[Written request]
Present every line in which the string "text" appears.

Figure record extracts
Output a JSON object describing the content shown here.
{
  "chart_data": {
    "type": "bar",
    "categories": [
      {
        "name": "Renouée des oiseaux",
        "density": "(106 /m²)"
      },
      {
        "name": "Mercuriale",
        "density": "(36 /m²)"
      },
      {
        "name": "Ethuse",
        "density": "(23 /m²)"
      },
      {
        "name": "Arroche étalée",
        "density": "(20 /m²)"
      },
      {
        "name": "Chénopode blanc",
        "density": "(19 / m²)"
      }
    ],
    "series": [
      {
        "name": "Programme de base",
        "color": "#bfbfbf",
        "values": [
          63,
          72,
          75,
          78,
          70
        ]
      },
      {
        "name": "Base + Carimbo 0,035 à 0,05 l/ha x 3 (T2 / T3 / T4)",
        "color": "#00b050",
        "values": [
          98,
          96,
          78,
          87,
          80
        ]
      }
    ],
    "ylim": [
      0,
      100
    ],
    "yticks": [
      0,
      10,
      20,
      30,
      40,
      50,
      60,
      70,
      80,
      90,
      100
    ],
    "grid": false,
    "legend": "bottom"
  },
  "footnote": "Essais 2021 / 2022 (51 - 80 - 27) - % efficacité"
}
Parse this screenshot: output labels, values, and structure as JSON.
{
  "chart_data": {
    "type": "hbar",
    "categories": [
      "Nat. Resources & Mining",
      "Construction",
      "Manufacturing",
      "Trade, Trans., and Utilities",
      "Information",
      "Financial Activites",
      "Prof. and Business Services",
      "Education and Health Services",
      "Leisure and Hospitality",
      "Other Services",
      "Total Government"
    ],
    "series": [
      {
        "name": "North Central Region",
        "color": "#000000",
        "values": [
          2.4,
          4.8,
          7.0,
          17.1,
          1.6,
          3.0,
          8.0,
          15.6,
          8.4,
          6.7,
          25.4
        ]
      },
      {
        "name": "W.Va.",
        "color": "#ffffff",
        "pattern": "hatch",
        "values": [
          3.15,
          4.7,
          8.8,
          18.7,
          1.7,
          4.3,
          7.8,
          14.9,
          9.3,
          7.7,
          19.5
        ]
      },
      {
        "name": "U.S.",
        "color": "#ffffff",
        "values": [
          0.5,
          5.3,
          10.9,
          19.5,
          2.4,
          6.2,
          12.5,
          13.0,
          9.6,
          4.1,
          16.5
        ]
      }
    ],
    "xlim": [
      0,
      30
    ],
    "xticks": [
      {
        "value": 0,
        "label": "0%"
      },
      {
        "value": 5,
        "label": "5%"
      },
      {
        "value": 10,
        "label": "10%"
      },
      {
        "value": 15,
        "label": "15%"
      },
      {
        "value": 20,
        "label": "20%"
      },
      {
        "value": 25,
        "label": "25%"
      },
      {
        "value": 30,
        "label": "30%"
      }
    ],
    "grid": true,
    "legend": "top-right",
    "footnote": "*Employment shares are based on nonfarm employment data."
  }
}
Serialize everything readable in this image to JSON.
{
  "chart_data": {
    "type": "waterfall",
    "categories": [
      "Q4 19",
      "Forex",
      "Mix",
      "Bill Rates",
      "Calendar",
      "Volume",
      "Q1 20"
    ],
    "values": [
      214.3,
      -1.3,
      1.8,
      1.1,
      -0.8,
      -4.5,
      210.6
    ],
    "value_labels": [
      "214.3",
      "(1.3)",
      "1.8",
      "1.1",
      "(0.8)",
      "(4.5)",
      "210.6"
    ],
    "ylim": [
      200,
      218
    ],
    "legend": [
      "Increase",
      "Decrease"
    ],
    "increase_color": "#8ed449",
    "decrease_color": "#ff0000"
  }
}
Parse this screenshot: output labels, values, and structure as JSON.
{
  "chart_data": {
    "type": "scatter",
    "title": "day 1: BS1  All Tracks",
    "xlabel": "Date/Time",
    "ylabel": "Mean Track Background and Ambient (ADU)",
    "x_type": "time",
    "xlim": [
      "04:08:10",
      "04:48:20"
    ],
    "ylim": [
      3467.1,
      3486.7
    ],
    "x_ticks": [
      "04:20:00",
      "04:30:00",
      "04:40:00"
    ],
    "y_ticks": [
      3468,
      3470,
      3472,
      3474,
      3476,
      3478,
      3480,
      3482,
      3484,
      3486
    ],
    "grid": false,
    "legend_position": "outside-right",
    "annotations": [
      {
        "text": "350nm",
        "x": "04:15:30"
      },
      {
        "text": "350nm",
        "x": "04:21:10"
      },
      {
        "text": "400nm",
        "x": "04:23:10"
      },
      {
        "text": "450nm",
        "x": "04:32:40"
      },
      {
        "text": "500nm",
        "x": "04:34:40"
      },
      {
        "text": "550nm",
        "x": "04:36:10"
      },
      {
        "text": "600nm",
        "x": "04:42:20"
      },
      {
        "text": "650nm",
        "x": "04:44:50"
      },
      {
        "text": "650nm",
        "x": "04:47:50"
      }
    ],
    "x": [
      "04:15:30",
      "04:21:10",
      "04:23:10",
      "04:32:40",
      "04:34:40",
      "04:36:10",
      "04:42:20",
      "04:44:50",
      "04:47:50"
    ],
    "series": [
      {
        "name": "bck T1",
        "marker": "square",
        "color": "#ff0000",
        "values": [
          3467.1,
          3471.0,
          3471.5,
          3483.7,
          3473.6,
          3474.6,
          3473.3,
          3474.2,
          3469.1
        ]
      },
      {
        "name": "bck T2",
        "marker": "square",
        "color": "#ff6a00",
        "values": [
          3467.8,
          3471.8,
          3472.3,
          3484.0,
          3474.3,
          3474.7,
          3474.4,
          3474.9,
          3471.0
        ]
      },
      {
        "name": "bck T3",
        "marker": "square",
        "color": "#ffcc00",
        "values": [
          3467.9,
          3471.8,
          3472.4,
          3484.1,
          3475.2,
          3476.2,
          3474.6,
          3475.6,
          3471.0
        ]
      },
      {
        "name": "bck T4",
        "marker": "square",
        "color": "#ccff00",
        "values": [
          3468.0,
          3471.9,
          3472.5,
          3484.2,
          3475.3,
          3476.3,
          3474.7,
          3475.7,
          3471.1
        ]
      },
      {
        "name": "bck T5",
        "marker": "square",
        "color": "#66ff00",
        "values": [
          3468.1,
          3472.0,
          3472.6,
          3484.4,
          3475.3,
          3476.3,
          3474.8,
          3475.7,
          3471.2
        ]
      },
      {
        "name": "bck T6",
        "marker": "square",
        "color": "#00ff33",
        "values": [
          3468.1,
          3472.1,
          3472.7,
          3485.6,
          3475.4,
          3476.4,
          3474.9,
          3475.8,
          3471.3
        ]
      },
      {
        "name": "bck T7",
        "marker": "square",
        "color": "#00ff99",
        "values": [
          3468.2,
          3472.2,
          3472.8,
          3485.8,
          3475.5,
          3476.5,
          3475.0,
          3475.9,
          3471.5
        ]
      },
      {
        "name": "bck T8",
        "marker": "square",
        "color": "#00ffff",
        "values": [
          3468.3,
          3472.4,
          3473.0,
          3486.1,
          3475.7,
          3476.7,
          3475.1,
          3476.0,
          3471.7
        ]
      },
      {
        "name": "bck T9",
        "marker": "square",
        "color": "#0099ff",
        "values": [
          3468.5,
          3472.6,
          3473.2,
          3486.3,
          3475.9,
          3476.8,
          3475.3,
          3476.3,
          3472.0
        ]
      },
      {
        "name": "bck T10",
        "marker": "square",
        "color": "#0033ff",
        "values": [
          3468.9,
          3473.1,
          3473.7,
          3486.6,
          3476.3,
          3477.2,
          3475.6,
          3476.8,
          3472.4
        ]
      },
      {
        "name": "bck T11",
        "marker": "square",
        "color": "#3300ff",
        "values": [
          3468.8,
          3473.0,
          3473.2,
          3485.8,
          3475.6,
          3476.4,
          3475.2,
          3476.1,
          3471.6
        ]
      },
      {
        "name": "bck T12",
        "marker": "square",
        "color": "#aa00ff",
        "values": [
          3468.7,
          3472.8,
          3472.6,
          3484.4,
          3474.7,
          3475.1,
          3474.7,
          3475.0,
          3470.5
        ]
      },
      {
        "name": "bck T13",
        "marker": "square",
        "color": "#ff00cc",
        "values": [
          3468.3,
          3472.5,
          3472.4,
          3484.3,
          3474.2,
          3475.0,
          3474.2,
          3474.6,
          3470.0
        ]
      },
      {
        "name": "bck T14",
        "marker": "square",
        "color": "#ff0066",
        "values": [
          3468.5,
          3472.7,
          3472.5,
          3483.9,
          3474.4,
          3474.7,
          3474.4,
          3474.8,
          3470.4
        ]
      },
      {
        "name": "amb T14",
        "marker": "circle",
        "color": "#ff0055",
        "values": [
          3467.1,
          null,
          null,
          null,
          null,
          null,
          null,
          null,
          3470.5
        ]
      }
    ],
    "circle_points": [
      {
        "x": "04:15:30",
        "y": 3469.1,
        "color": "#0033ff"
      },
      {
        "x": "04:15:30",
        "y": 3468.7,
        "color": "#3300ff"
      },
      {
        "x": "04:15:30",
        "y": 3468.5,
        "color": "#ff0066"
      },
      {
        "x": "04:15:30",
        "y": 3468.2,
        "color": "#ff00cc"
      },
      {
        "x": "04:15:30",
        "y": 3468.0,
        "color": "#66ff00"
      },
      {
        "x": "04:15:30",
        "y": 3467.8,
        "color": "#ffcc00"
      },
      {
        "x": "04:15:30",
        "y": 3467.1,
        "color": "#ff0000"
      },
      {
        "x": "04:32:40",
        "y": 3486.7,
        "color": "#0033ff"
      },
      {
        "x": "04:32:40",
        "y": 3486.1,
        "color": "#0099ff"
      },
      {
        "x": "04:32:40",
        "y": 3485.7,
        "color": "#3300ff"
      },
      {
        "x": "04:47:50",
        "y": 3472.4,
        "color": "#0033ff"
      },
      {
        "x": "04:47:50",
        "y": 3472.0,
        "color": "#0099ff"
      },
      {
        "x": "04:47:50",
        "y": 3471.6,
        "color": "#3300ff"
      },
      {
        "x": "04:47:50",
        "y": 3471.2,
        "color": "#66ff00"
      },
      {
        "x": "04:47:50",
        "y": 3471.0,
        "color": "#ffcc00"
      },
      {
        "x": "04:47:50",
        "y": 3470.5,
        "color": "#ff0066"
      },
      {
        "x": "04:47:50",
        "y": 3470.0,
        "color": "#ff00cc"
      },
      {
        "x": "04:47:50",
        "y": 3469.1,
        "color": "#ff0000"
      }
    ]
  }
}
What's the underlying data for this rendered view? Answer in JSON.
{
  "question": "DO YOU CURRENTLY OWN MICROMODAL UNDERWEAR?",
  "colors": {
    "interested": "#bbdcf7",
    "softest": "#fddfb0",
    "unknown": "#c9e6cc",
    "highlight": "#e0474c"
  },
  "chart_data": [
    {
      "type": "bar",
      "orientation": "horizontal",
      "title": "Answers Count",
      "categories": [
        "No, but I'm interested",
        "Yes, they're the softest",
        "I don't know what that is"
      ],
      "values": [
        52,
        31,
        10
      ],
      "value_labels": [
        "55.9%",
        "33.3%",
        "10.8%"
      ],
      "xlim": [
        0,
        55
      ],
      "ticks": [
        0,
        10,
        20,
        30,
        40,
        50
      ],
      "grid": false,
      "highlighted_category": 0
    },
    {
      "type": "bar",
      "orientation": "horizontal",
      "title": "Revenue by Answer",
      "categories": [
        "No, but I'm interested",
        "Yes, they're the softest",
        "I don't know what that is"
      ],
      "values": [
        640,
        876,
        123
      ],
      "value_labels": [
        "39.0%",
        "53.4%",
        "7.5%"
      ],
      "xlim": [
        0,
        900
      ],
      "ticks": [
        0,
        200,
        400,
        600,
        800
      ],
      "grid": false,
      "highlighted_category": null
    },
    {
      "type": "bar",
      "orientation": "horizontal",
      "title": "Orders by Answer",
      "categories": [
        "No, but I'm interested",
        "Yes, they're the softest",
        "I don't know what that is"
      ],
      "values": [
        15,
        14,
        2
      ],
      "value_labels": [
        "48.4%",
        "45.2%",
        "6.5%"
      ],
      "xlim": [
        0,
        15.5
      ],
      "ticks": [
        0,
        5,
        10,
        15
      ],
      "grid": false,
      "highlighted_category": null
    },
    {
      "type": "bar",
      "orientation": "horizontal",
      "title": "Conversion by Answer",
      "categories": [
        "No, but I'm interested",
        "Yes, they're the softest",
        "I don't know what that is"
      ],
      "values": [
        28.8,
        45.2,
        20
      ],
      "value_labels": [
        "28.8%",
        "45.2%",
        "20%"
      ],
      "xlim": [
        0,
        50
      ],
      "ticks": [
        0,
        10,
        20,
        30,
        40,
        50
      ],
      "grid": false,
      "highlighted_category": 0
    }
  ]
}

[Solution to this problem]
        "text": "350nm",
        "text": "350nm",
        "text": "400nm",
        "text": "450nm",
        "text": "500nm",
        "text": "550nm",
        "text": "600nm",
        "text": "650nm",
        "text": "650nm",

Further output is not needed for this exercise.